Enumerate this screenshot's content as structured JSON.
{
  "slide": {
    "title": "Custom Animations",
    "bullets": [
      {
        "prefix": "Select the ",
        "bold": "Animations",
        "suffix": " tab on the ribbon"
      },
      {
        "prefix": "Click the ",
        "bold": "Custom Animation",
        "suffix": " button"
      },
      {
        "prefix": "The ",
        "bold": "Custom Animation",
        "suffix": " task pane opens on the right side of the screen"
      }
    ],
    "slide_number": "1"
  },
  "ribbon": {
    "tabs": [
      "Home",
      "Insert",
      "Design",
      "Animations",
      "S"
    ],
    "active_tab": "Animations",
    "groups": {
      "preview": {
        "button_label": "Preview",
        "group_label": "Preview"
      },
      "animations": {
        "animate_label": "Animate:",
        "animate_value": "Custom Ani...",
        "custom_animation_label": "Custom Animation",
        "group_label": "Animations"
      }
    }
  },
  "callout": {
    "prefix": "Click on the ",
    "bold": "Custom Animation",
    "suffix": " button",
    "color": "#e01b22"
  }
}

******************************

**Exercise brief**. From the material above, count the lines that include "Click" and give only the total.

**Worked answer**. 2